RECORDS TO PROCESS.
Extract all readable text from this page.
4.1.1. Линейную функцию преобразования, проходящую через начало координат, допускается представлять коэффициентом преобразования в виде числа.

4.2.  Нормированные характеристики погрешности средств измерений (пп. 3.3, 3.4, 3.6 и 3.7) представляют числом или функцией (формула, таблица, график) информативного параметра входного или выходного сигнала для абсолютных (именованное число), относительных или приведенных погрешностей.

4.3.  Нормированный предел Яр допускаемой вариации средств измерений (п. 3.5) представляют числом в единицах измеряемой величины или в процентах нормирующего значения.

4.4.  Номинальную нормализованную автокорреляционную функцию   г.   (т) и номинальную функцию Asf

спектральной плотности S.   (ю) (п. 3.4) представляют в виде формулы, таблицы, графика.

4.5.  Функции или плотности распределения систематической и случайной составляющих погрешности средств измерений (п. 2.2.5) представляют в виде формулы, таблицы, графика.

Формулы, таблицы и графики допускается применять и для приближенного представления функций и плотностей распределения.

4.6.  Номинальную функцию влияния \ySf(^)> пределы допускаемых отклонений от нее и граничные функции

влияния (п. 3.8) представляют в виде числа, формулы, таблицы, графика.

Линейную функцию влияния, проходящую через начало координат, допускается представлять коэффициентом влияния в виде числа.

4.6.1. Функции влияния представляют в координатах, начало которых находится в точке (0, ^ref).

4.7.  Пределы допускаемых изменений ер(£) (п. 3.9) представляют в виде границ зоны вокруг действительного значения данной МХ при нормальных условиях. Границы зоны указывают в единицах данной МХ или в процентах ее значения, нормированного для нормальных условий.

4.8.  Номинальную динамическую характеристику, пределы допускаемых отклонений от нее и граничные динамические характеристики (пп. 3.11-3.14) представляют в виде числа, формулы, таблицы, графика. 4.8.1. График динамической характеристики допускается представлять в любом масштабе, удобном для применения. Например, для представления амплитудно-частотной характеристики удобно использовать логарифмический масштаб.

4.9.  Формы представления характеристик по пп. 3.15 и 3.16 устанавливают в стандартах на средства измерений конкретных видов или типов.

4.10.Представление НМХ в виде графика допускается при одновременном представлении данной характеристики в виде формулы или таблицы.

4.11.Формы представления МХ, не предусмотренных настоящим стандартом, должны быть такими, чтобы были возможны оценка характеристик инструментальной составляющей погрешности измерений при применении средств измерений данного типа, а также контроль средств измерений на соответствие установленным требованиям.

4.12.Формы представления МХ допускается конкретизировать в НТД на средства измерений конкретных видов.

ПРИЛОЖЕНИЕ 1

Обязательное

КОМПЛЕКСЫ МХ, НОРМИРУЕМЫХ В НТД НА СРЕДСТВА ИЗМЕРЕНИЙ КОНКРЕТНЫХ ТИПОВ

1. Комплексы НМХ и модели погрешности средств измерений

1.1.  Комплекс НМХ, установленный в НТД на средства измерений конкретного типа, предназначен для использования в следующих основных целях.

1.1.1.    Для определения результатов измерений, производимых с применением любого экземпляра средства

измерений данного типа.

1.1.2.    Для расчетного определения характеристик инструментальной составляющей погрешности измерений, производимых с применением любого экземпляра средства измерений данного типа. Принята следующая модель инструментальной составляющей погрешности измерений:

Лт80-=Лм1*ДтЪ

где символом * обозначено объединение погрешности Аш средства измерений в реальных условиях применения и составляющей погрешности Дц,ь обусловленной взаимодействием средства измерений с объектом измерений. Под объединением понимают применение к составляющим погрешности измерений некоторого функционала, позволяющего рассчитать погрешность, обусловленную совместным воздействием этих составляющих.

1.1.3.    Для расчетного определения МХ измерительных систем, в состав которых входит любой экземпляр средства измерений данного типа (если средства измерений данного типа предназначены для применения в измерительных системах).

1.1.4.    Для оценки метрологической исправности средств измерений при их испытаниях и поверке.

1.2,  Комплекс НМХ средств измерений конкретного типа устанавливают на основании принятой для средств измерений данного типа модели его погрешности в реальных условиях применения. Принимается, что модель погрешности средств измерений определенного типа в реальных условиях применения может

WHAT NEEDS TO BE DONE.
In the entries above, find every line holding the word "влияния" and copy it out.

IN RESPONSE.
4.6.  Номинальную функцию влияния \ySf(^)> пределы допускаемых отклонений от нее и граничные функции
влияния (п. 3.8) представляют в виде числа, формулы, таблицы, графика.
Линейную функцию влияния, проходящую через начало координат, допускается представлять коэффициентом влияния в виде числа.
4.6.1. Функции влияния представляют в координатах, начало которых находится в точке (0, ^ref).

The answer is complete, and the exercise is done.